=== DIRECTIONS FOR THIS TASK ===
Write out each line that follows exactly as it stands, without the pictures.

** begin **

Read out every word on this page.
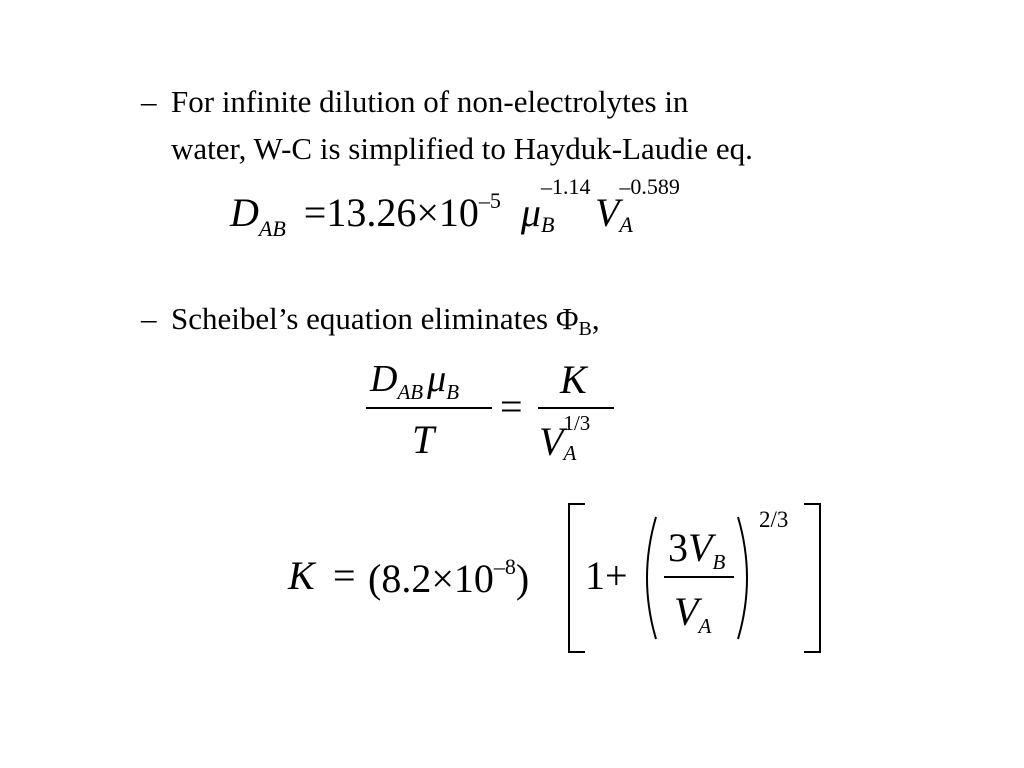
– For infinite dilution of non-electrolytes in
water, W-C is simplified to Hayduk-Laudie eq.
$D_{AB} =13.26\times 10^{-5}$ μ
–1.14
B V
–0.589
A
– Scheibel’s equation eliminates $\Phi_B$,
$D_{AB}$ $\mu_B$
T
=
K
V 1/3
A
$K = (8.2\times 10^{-8})$ 1+
$3V_B$
$V_A$
2/3
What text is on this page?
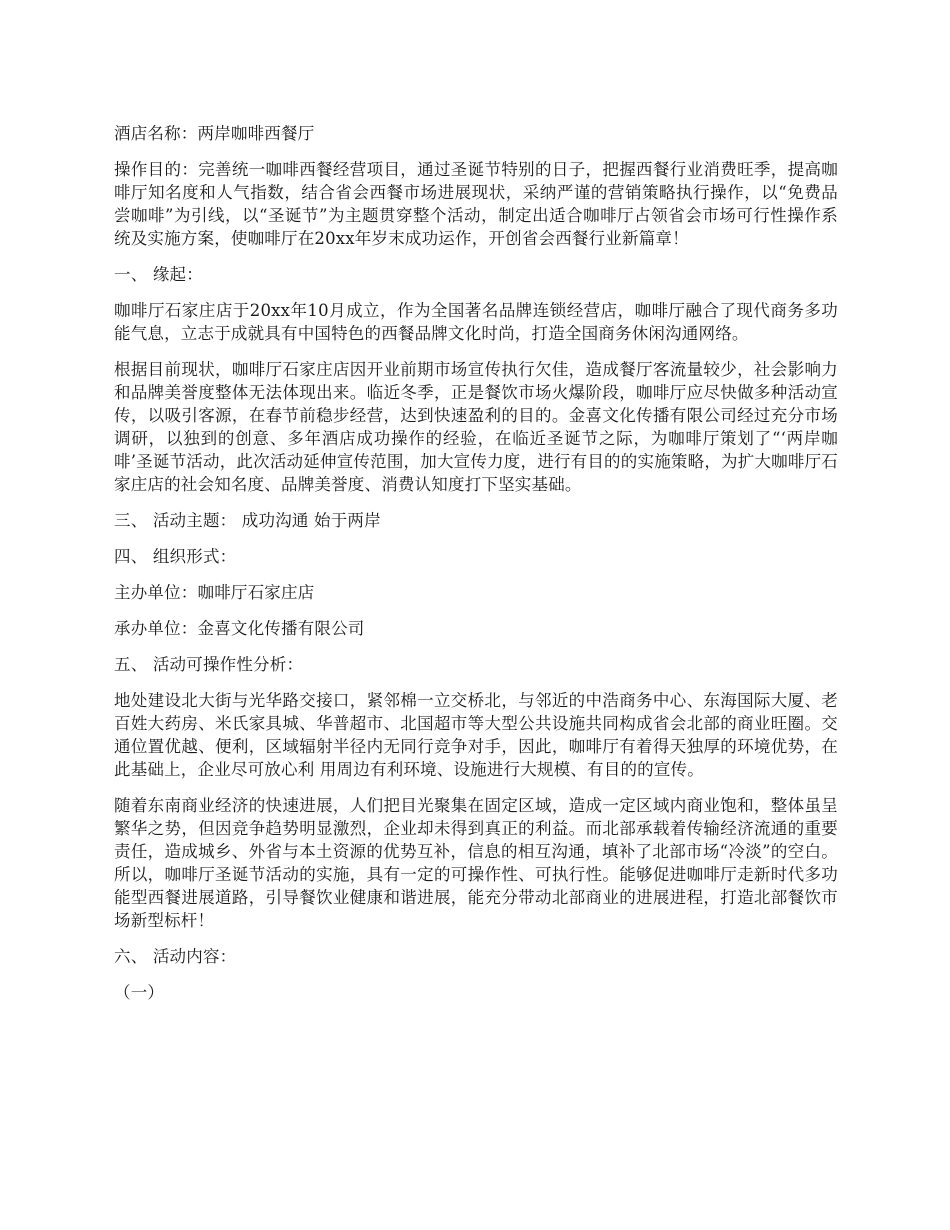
酒店名称：两岸咖啡西餐厅

操作目的：完善统一咖啡西餐经营项目，通过圣诞节特别的日子，把握西餐行业消费旺季，提高咖啡厅知名度和人气指数，结合省会西餐市场进展现状，采纳严谨的营销策略执行操作，以“免费品尝咖啡”为引线，以“圣诞节”为主题贯穿整个活动，制定出适合咖啡厅占领省会市场可行性操作系统及实施方案，使咖啡厅在20xx年岁末成功运作，开创省会西餐行业新篇章！

一、 缘起：

咖啡厅石家庄店于20xx年10月成立，作为全国著名品牌连锁经营店，咖啡厅融合了现代商务多功能气息，立志于成就具有中国特色的西餐品牌文化时尚，打造全国商务休闲沟通网络。

根据目前现状，咖啡厅石家庄店因开业前期市场宣传执行欠佳，造成餐厅客流量较少，社会影响力和品牌美誉度整体无法体现出来。临近冬季，正是餐饮市场火爆阶段，咖啡厅应尽快做多种活动宣传，以吸引客源，在春节前稳步经营，达到快速盈利的目的。金喜文化传播有限公司经过充分市场调研，以独到的创意、多年酒店成功操作的经验，在临近圣诞节之际，为咖啡厅策划了“‘两岸咖啡’圣诞节活动，此次活动延伸宣传范围，加大宣传力度，进行有目的的实施策略，为扩大咖啡厅石家庄店的社会知名度、品牌美誉度、消费认知度打下坚实基础。

三、 活动主题： 成功沟通 始于两岸

四、 组织形式：

主办单位：咖啡厅石家庄店

承办单位：金喜文化传播有限公司

五、 活动可操作性分析：

地处建设北大街与光华路交接口，紧邻棉一立交桥北，与邻近的中浩商务中心、东海国际大厦、老百姓大药房、米氏家具城、华普超市、北国超市等大型公共设施共同构成省会北部的商业旺圈。交通位置优越、便利，区域辐射半径内无同行竞争对手，因此，咖啡厅有着得天独厚的环境优势，在此基础上，企业尽可放心利 用周边有利环境、设施进行大规模、有目的的宣传。

随着东南商业经济的快速进展，人们把目光聚集在固定区域，造成一定区域内商业饱和，整体虽呈繁华之势，但因竞争趋势明显激烈，企业却未得到真正的利益。而北部承载着传输经济流通的重要责任，造成城乡、外省与本土资源的优势互补，信息的相互沟通，填补了北部市场“冷淡”的空白。所以，咖啡厅圣诞节活动的实施，具有一定的可操作性、可执行性。能够促进咖啡厅走新时代多功能型西餐进展道路，引导餐饮业健康和谐进展，能充分带动北部商业的进展进程，打造北部餐饮市场新型标杆！

六、 活动内容：

（一）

** end **

=== OUTPUT FOR THIS EXERCISE ===
Read out every word on this page.
– For infinite dilution of non-electrolytes in
water, W-C is simplified to Hayduk-Laudie eq.
$D_{AB} =13.26\times 10^{-5}$ μ
–1.14
B V
–0.589
A
– Scheibel’s equation eliminates $\Phi_B$,
$D_{AB}$ $\mu_B$
T
=
K
V 1/3
A
$K = (8.2\times 10^{-8})$ 1+
$3V_B$
$V_A$
2/3
What text is on this page?
酒店名称：两岸咖啡西餐厅

操作目的：完善统一咖啡西餐经营项目，通过圣诞节特别的日子，把握西餐行业消费旺季，提高咖啡厅知名度和人气指数，结合省会西餐市场进展现状，采纳严谨的营销策略执行操作，以“免费品尝咖啡”为引线，以“圣诞节”为主题贯穿整个活动，制定出适合咖啡厅占领省会市场可行性操作系统及实施方案，使咖啡厅在20xx年岁末成功运作，开创省会西餐行业新篇章！

一、 缘起：

咖啡厅石家庄店于20xx年10月成立，作为全国著名品牌连锁经营店，咖啡厅融合了现代商务多功能气息，立志于成就具有中国特色的西餐品牌文化时尚，打造全国商务休闲沟通网络。

根据目前现状，咖啡厅石家庄店因开业前期市场宣传执行欠佳，造成餐厅客流量较少，社会影响力和品牌美誉度整体无法体现出来。临近冬季，正是餐饮市场火爆阶段，咖啡厅应尽快做多种活动宣传，以吸引客源，在春节前稳步经营，达到快速盈利的目的。金喜文化传播有限公司经过充分市场调研，以独到的创意、多年酒店成功操作的经验，在临近圣诞节之际，为咖啡厅策划了“‘两岸咖啡’圣诞节活动，此次活动延伸宣传范围，加大宣传力度，进行有目的的实施策略，为扩大咖啡厅石家庄店的社会知名度、品牌美誉度、消费认知度打下坚实基础。

三、 活动主题： 成功沟通 始于两岸

四、 组织形式：

主办单位：咖啡厅石家庄店

承办单位：金喜文化传播有限公司

五、 活动可操作性分析：

地处建设北大街与光华路交接口，紧邻棉一立交桥北，与邻近的中浩商务中心、东海国际大厦、老百姓大药房、米氏家具城、华普超市、北国超市等大型公共设施共同构成省会北部的商业旺圈。交通位置优越、便利，区域辐射半径内无同行竞争对手，因此，咖啡厅有着得天独厚的环境优势，在此基础上，企业尽可放心利 用周边有利环境、设施进行大规模、有目的的宣传。

随着东南商业经济的快速进展，人们把目光聚集在固定区域，造成一定区域内商业饱和，整体虽呈繁华之势，但因竞争趋势明显激烈，企业却未得到真正的利益。而北部承载着传输经济流通的重要责任，造成城乡、外省与本土资源的优势互补，信息的相互沟通，填补了北部市场“冷淡”的空白。所以，咖啡厅圣诞节活动的实施，具有一定的可操作性、可执行性。能够促进咖啡厅走新时代多功能型西餐进展道路，引导餐饮业健康和谐进展，能充分带动北部商业的进展进程，打造北部餐饮市场新型标杆！

六、 活动内容：

（一）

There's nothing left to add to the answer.